## START INFORMATION SHOWN

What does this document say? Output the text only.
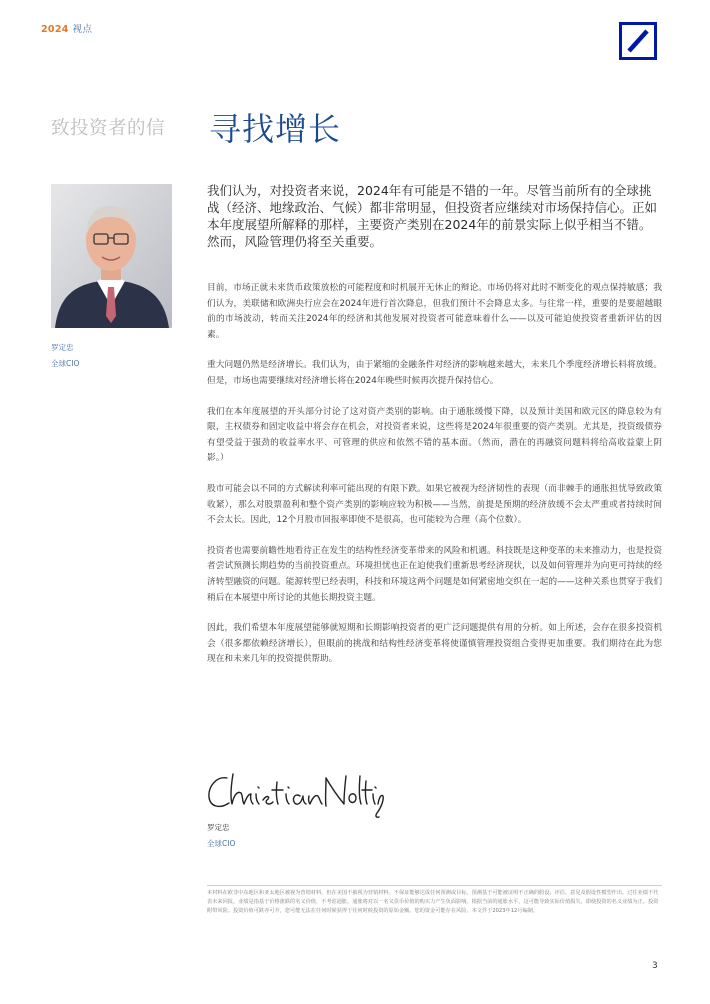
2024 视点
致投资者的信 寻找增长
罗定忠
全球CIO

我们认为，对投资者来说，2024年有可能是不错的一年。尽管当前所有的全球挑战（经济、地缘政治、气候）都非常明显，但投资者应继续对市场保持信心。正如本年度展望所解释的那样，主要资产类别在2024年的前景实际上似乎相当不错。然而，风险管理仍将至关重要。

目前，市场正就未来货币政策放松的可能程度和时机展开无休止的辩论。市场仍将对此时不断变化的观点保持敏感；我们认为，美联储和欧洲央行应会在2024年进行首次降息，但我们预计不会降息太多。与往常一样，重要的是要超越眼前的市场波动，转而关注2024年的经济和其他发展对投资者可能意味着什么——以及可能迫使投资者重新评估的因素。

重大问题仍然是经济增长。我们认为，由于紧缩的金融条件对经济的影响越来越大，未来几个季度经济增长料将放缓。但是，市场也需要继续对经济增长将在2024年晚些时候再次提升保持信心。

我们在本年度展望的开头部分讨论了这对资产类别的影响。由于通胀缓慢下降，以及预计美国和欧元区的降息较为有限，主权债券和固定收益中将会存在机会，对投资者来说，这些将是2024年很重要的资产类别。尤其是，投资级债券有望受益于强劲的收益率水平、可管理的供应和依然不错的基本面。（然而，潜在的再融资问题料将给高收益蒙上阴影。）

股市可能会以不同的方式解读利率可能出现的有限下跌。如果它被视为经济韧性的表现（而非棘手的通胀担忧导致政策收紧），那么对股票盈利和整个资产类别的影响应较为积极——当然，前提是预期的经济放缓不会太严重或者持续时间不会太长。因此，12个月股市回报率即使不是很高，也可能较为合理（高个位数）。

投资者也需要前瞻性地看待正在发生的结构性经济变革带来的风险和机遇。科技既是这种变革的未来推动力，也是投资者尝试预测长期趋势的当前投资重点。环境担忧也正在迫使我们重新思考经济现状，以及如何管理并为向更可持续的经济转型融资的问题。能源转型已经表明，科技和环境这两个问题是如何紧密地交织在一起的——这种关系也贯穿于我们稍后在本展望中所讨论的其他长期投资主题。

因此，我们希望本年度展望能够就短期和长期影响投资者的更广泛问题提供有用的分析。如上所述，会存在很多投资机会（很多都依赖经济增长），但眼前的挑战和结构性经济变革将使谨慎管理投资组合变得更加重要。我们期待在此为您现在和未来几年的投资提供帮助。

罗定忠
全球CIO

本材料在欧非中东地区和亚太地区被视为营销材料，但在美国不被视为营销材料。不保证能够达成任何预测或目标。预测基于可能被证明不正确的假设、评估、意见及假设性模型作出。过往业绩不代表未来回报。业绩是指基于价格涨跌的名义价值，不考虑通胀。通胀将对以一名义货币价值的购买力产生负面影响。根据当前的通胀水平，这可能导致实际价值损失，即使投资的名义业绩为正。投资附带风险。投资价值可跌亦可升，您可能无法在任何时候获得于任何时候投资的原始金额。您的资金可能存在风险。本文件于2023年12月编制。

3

## END INFORMATION SHOWN
## START INFORMATION SHOWN

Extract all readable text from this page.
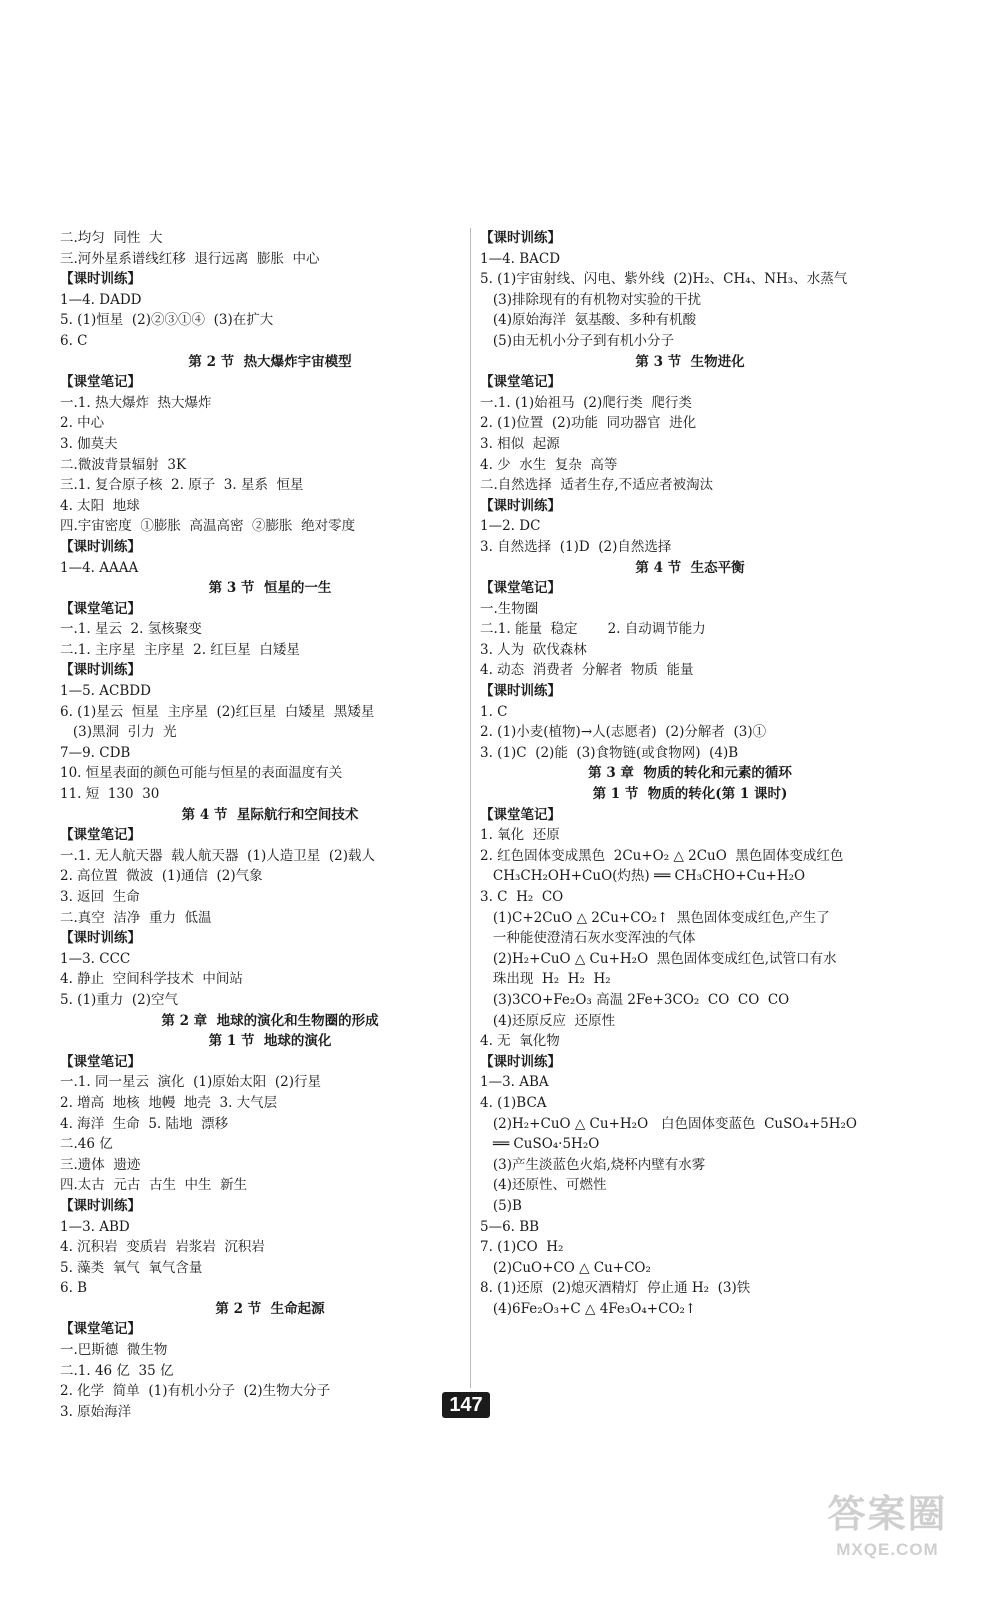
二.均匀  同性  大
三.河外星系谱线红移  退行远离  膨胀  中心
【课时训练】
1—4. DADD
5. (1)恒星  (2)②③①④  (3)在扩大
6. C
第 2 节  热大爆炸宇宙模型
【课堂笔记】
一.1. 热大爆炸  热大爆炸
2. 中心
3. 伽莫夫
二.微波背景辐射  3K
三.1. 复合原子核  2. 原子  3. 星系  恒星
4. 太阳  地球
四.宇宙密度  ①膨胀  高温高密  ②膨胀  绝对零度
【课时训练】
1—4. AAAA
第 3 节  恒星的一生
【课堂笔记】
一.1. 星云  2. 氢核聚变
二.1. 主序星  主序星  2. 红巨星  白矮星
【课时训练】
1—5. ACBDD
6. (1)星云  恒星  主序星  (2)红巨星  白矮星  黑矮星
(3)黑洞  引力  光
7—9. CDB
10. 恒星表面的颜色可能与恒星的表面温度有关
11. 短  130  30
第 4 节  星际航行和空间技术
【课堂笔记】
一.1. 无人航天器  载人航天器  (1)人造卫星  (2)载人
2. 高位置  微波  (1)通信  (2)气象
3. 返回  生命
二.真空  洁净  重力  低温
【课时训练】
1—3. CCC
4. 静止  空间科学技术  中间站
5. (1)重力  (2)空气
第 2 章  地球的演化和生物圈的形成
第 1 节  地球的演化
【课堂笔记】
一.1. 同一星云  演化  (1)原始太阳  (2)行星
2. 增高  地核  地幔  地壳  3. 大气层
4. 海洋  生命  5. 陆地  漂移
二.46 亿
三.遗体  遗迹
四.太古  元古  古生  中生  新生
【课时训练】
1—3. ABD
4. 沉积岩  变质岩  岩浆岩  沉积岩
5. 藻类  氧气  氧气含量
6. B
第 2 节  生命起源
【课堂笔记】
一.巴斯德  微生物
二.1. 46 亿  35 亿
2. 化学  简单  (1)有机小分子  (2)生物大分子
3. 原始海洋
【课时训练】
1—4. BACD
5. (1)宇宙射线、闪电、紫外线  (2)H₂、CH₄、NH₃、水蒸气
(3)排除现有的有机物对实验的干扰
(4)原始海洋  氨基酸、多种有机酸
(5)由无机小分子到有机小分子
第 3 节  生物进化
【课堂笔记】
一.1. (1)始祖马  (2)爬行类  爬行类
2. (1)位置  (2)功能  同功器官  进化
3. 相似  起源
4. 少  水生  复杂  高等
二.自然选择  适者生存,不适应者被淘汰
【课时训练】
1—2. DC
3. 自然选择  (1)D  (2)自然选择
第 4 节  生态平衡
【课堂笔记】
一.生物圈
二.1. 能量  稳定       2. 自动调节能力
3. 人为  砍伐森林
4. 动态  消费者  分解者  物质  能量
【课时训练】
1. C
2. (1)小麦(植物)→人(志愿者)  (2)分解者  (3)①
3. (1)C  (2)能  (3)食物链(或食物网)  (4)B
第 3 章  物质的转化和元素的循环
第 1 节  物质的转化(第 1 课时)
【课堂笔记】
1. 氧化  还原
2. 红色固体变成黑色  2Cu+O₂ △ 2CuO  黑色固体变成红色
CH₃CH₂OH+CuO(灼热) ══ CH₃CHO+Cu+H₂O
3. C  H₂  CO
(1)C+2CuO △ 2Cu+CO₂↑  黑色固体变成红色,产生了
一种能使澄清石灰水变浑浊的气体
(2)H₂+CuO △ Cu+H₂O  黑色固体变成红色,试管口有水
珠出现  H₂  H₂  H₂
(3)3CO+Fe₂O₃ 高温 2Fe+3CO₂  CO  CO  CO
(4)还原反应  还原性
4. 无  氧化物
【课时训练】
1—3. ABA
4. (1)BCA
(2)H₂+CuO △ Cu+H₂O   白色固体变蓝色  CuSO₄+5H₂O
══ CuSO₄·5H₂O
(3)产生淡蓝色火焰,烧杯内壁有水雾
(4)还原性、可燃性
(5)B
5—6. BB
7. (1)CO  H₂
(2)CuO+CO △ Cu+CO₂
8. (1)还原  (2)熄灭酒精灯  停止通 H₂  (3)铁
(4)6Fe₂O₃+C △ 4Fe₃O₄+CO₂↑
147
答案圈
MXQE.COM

## END INFORMATION SHOWN

STATED PROBLEM :: Return every line of the preceding records in which the word "text" appears.

TASK SOLUTION ::
What does this document say? Output the text only.
Extract all readable text from this page.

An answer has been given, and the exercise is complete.